## [Information given]

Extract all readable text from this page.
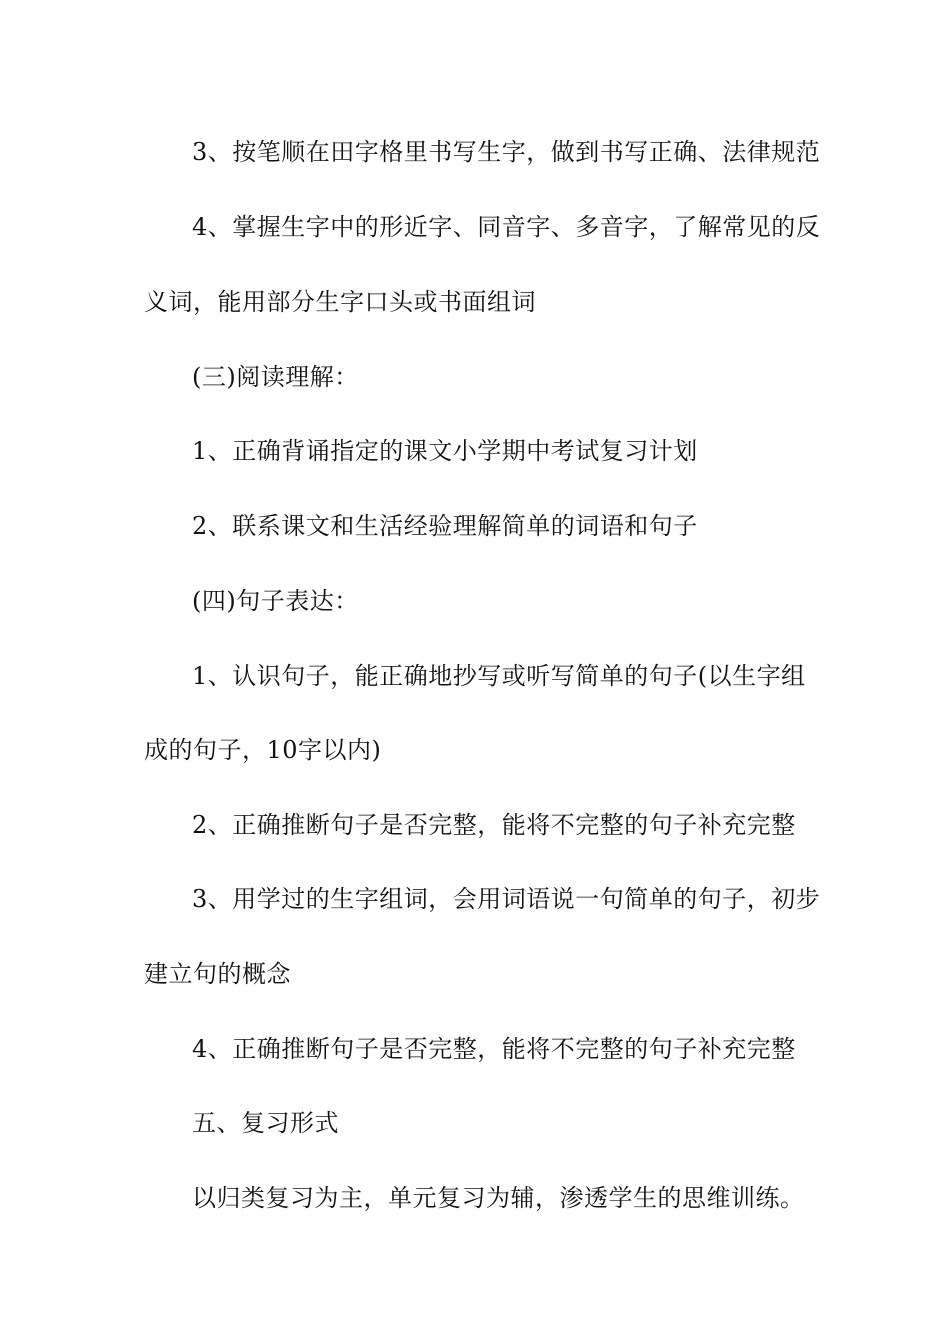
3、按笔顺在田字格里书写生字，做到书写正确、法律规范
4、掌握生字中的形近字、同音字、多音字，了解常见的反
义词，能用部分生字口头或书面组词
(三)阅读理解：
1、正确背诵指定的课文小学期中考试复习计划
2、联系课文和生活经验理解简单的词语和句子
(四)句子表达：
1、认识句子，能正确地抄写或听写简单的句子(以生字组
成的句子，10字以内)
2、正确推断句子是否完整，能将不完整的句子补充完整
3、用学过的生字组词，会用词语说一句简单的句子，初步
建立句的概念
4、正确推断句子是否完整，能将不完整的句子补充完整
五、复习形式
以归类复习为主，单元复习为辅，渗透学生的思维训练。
--
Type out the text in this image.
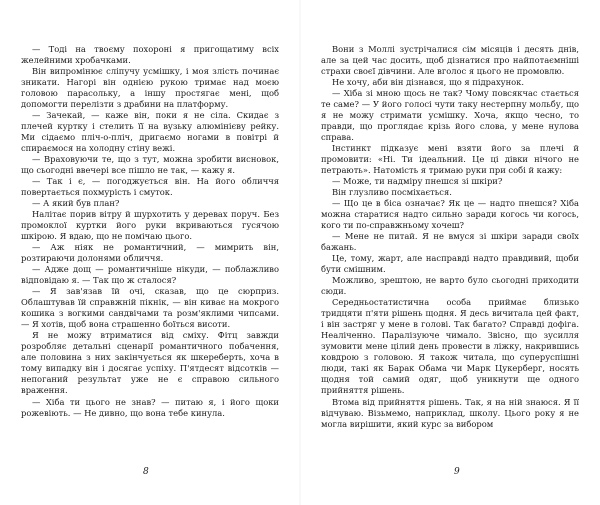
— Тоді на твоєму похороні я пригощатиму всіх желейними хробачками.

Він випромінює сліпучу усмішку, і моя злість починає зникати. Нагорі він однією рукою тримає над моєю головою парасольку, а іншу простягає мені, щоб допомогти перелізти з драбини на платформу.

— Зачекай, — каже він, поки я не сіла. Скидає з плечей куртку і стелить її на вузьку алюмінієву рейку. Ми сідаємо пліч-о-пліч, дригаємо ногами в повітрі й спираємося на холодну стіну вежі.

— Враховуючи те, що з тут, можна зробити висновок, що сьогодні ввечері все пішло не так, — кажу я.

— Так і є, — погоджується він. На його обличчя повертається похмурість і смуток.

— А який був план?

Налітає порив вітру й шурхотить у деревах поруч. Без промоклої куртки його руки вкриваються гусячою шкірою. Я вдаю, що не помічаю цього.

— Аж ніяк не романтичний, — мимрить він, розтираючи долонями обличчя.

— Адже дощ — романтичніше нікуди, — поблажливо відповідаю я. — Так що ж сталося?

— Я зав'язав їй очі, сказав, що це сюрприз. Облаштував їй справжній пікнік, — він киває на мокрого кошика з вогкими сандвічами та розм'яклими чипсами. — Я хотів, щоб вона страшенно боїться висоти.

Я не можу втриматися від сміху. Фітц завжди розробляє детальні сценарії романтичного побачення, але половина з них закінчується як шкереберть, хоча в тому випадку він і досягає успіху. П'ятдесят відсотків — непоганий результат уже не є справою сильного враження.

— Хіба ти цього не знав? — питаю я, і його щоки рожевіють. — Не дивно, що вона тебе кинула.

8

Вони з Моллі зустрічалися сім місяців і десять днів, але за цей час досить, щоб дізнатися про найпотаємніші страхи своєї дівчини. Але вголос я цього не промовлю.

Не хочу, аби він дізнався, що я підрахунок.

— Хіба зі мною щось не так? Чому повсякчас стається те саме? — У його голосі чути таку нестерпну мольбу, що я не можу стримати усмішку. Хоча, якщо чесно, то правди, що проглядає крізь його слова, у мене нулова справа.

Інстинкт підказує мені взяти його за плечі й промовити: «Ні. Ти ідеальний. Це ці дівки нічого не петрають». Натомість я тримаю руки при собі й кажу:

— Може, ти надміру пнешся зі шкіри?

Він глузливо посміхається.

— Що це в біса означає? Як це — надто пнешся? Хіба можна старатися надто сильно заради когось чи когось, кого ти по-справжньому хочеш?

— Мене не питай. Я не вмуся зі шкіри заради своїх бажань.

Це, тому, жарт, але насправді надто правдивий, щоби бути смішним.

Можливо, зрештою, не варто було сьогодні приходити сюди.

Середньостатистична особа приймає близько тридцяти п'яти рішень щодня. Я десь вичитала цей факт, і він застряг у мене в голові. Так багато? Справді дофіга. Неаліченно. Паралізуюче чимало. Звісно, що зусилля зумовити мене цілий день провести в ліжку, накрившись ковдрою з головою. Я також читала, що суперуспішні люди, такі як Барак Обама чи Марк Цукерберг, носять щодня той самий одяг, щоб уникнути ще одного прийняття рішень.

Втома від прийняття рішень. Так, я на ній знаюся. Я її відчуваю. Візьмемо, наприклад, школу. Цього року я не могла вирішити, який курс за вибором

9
...
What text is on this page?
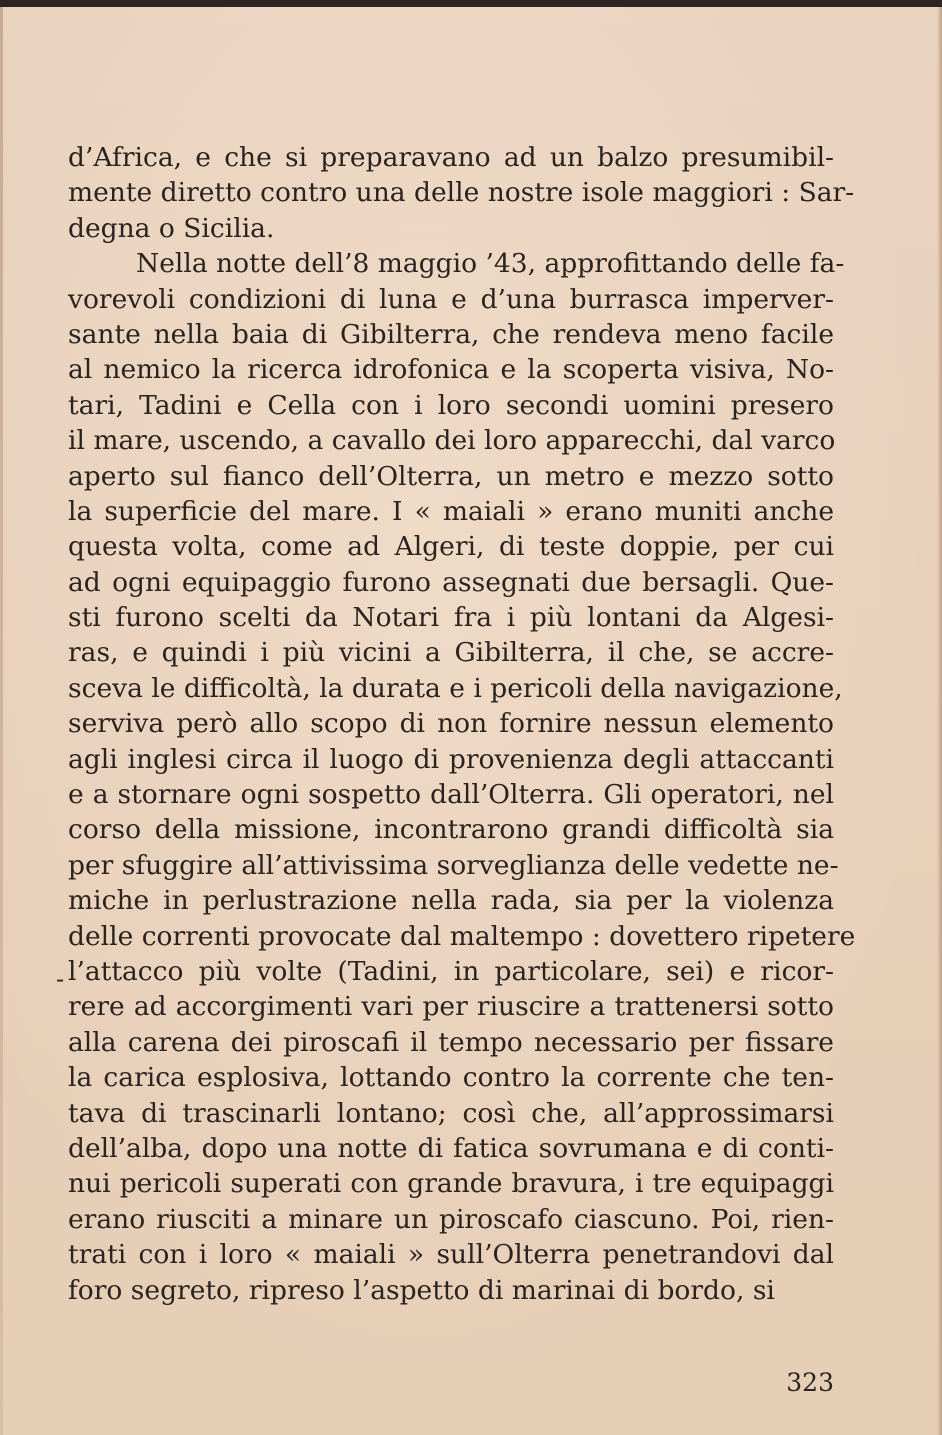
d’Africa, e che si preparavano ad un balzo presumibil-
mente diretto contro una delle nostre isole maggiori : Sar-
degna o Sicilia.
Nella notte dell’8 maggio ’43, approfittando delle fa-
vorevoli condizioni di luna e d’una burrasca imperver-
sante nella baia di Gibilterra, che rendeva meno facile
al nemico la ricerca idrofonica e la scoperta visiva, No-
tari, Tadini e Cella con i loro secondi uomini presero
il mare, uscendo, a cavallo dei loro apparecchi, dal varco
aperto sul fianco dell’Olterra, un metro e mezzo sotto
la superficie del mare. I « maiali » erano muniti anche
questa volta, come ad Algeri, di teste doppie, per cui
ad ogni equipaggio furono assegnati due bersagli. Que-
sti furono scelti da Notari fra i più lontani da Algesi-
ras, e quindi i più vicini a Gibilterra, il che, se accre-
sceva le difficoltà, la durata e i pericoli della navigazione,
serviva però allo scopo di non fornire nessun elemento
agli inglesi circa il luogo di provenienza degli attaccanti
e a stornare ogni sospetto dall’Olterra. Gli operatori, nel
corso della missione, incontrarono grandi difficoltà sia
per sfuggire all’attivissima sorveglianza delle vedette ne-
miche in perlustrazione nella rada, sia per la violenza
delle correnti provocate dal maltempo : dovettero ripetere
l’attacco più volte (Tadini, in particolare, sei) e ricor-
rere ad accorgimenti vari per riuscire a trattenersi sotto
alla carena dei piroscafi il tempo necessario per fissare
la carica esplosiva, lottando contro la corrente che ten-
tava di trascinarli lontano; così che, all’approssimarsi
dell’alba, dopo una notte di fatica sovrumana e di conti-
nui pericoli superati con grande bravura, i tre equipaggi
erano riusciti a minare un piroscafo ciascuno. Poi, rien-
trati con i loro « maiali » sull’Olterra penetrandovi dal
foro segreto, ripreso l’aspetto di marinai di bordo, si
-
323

## [Objective]
Find every line in the records above that contains the word "головою", and copy each one.

## [Reply]
Він випромінює сліпучу усмішку, і моя злість починає зникати. Нагорі він однією рукою тримає над моєю головою парасольку, а іншу простягає мені, щоб допомогти перелізти з драбини на платформу.
Середньостатистична особа приймає близько тридцяти п'яти рішень щодня. Я десь вичитала цей факт, і він застряг у мене в голові. Так багато? Справді дофіга. Неаліченно. Паралізуюче чимало. Звісно, що зусилля зумовити мене цілий день провести в ліжку, накрившись ковдрою з головою. Я також читала, що суперуспішні люди, такі як Барак Обама чи Марк Цукерберг, носять щодня той самий одяг, щоб уникнути ще одного прийняття рішень.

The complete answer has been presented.